- Exercise
Reproduce exactly the line in which "Output the text content of this document." occurs and all the lines after it, ending with the last line.

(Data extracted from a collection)
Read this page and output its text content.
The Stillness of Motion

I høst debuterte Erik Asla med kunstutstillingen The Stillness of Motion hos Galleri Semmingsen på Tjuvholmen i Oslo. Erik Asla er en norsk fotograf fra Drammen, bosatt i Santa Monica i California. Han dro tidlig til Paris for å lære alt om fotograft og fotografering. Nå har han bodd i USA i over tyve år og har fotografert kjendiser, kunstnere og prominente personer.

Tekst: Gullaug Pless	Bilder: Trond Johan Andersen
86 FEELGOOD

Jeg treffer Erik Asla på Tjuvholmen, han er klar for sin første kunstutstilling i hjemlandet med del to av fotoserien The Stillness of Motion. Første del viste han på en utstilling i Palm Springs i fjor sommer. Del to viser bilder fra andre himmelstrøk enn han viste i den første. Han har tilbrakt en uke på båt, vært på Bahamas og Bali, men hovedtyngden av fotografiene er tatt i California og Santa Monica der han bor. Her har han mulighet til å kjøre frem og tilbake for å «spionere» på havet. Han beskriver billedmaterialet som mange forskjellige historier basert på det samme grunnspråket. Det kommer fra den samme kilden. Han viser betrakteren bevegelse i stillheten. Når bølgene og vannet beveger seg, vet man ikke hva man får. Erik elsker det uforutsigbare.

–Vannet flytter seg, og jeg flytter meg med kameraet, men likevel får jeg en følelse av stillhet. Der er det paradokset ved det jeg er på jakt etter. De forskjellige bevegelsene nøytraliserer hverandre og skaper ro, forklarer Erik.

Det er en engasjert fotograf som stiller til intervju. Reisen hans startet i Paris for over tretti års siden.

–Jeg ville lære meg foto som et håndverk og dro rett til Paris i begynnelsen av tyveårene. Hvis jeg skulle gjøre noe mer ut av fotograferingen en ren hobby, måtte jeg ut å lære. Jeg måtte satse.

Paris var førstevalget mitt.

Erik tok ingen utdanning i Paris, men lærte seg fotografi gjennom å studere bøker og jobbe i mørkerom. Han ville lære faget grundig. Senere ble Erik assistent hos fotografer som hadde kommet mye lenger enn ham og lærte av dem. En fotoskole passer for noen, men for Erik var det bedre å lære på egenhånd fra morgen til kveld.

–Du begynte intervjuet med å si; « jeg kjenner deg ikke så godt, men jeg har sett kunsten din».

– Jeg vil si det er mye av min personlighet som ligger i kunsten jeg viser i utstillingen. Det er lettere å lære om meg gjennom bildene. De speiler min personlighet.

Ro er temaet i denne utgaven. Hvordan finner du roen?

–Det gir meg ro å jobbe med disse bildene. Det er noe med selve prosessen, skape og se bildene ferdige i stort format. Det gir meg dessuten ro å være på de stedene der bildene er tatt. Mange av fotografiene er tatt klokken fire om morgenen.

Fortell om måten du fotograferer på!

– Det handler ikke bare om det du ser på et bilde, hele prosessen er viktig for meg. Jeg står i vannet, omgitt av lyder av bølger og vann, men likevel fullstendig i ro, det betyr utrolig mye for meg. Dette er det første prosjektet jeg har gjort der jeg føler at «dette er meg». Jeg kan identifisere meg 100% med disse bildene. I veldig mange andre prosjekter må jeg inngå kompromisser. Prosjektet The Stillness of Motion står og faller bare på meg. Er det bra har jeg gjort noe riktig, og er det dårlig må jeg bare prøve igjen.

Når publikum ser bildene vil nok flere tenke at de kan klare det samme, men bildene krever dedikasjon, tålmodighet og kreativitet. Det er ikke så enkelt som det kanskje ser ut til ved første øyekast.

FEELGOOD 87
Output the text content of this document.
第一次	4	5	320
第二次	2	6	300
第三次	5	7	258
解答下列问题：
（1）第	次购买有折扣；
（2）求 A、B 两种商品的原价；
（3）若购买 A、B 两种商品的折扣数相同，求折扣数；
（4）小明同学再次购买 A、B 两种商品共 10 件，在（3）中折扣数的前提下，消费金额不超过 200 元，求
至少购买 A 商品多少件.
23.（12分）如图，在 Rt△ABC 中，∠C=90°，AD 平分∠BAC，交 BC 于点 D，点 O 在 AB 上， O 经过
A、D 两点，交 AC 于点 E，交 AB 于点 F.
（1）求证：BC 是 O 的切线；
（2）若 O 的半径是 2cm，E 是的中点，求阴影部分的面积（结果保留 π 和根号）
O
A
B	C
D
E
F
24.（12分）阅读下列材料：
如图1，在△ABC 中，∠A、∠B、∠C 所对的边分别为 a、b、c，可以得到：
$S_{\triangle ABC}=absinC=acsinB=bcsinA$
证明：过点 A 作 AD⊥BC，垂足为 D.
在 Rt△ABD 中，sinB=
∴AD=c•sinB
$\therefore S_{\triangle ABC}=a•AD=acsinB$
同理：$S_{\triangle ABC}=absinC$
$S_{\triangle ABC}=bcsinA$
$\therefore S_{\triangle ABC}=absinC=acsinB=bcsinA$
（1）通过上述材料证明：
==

- Answer in full
Output the text content of this document.
第一次	4	5	320
第二次	2	6	300
第三次	5	7	258
解答下列问题：
（1）第	次购买有折扣；
（2）求 A、B 两种商品的原价；
（3）若购买 A、B 两种商品的折扣数相同，求折扣数；
（4）小明同学再次购买 A、B 两种商品共 10 件，在（3）中折扣数的前提下，消费金额不超过 200 元，求
至少购买 A 商品多少件.
23.（12分）如图，在 Rt△ABC 中，∠C=90°，AD 平分∠BAC，交 BC 于点 D，点 O 在 AB 上， O 经过
A、D 两点，交 AC 于点 E，交 AB 于点 F.
（1）求证：BC 是 O 的切线；
（2）若 O 的半径是 2cm，E 是的中点，求阴影部分的面积（结果保留 π 和根号）
O
A
B	C
D
E
F
24.（12分）阅读下列材料：
如图1，在△ABC 中，∠A、∠B、∠C 所对的边分别为 a、b、c，可以得到：
$S_{\triangle ABC}=absinC=acsinB=bcsinA$
证明：过点 A 作 AD⊥BC，垂足为 D.
在 Rt△ABD 中，sinB=
∴AD=c•sinB
$\therefore S_{\triangle ABC}=a•AD=acsinB$
同理：$S_{\triangle ABC}=absinC$
$S_{\triangle ABC}=bcsinA$
$\therefore S_{\triangle ABC}=absinC=acsinB=bcsinA$
（1）通过上述材料证明：
==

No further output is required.